=== Exercise description ===
Search the material for the string "DigiCert", then return every line where it is found.

=== Extracted information ===

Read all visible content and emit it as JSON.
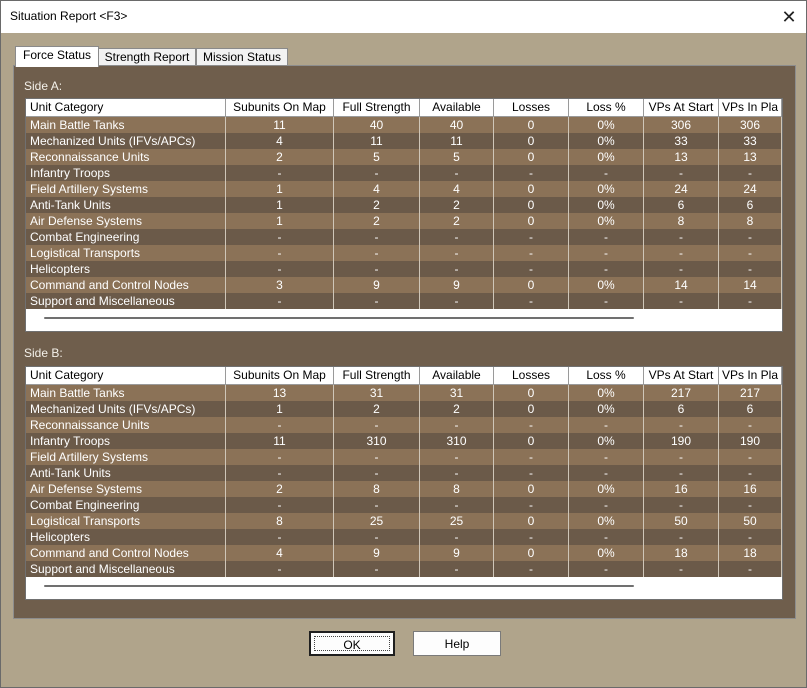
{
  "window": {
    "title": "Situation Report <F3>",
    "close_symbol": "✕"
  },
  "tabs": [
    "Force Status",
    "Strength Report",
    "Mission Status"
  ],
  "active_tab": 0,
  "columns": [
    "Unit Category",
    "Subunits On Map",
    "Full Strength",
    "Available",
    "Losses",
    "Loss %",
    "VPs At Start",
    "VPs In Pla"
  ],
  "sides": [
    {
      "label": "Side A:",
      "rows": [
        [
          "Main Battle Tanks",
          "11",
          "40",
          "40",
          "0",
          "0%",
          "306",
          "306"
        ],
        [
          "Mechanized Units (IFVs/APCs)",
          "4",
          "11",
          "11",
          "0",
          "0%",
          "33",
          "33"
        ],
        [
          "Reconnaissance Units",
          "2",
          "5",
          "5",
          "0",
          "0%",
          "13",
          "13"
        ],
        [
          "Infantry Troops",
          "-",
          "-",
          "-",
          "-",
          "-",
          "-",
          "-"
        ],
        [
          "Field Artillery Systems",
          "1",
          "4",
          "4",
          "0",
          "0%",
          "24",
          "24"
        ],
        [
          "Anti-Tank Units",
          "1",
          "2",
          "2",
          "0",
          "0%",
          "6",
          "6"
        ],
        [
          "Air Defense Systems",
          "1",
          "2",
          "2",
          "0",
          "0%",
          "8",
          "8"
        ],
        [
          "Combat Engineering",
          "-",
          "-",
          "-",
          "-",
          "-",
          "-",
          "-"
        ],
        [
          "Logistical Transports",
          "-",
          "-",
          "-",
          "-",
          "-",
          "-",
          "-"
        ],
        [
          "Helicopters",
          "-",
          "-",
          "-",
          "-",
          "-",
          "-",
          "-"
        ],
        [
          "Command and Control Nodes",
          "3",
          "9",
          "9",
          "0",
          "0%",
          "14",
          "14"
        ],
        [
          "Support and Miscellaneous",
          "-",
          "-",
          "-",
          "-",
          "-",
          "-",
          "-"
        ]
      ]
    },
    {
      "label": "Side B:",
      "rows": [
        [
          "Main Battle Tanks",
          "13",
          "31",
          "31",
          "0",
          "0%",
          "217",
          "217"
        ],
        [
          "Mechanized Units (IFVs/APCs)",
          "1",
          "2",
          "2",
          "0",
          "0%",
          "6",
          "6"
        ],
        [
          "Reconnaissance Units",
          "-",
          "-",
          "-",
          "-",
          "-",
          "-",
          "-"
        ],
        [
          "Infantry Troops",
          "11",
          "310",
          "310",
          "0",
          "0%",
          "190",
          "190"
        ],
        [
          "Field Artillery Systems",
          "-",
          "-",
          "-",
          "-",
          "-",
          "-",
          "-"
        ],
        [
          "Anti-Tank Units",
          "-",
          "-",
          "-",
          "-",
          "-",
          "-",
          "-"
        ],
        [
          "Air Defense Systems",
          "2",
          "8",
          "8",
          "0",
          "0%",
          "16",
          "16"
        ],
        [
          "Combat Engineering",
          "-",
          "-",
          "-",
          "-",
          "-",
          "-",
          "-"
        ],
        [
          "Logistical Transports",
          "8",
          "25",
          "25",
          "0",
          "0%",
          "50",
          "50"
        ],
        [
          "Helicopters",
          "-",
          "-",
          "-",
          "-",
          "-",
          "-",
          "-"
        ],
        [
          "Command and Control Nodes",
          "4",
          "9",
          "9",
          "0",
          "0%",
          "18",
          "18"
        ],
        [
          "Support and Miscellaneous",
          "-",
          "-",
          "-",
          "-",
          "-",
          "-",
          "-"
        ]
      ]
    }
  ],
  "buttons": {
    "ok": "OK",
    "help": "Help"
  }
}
---
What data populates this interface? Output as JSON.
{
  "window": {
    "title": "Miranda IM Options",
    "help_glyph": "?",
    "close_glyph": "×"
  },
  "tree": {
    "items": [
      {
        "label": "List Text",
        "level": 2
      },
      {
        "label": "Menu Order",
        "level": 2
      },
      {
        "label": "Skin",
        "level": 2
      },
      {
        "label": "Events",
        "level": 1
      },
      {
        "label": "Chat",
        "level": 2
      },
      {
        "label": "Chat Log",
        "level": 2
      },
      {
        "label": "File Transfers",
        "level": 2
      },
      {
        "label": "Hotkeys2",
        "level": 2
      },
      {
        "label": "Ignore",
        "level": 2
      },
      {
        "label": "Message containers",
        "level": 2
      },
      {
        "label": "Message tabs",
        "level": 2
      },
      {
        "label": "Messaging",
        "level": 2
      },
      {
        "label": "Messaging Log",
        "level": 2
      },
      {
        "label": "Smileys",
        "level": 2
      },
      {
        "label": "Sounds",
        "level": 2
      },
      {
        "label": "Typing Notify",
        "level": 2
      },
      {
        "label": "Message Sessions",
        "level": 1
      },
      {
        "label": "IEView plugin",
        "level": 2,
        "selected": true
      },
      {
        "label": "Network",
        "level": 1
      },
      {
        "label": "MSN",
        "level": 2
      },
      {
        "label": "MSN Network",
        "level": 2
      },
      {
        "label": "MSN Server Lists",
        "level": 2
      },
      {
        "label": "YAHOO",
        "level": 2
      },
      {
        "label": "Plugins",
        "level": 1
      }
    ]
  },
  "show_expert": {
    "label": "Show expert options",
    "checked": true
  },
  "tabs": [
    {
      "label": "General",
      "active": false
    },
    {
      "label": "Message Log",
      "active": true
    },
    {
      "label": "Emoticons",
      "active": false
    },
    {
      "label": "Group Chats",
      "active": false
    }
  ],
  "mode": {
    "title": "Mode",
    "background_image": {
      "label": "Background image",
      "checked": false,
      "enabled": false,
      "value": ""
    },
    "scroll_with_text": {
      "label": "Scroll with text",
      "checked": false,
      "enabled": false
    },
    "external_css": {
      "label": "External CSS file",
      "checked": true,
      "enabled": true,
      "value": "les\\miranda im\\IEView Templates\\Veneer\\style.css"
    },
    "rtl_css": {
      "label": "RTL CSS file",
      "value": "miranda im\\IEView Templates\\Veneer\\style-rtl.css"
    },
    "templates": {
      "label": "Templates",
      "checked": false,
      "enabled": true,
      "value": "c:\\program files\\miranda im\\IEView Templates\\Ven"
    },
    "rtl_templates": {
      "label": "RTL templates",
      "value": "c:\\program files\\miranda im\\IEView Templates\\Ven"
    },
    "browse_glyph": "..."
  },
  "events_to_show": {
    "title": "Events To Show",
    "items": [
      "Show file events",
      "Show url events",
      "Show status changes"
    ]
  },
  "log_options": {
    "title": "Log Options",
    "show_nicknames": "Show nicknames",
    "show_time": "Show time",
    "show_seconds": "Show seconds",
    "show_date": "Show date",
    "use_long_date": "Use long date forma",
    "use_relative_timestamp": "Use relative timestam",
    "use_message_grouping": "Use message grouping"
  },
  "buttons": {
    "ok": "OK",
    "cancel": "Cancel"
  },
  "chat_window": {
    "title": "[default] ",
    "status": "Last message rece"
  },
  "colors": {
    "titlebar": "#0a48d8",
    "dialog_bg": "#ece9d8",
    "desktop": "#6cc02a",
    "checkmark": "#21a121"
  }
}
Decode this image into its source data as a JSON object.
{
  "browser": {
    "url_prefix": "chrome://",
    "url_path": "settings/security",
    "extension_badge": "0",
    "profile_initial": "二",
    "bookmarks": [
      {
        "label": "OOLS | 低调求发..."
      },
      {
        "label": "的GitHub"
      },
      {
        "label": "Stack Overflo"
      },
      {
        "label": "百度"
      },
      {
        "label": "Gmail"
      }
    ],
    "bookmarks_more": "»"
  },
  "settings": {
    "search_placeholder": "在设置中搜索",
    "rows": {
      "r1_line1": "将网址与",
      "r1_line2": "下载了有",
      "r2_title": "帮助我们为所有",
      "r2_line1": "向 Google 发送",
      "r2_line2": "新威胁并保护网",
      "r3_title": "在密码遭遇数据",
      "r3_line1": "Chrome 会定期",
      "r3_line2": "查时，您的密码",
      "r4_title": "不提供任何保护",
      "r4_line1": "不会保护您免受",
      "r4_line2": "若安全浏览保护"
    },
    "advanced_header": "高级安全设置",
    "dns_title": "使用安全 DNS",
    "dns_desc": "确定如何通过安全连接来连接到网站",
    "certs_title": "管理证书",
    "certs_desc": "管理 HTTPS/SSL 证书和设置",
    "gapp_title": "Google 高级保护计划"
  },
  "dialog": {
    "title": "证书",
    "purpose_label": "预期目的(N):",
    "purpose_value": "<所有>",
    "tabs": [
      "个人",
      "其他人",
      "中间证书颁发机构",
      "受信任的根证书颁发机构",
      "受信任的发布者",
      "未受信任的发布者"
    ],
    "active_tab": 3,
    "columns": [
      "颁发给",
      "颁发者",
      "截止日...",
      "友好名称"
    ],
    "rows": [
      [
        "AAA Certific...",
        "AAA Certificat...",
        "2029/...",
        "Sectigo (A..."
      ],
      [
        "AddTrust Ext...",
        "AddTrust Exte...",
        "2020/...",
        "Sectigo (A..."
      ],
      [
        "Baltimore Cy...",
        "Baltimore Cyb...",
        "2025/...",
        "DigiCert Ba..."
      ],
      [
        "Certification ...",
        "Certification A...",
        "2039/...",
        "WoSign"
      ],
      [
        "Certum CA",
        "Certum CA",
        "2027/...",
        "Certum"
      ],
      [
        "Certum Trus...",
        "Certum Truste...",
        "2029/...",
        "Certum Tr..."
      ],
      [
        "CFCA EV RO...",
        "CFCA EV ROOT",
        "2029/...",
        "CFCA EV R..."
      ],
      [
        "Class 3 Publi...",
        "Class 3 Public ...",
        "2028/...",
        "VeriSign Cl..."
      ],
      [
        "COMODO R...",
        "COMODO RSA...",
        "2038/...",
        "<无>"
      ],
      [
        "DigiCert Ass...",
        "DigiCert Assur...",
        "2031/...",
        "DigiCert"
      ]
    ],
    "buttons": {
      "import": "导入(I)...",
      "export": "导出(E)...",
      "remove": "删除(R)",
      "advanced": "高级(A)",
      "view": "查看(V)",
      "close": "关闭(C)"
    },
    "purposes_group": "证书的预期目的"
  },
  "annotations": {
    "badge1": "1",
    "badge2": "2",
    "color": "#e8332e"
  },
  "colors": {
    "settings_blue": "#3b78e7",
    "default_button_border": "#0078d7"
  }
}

=== Solution for this exercise ===
        "DigiCert Ba..."
        "DigiCert Ass...",
        "DigiCert Assur...",
        "DigiCert"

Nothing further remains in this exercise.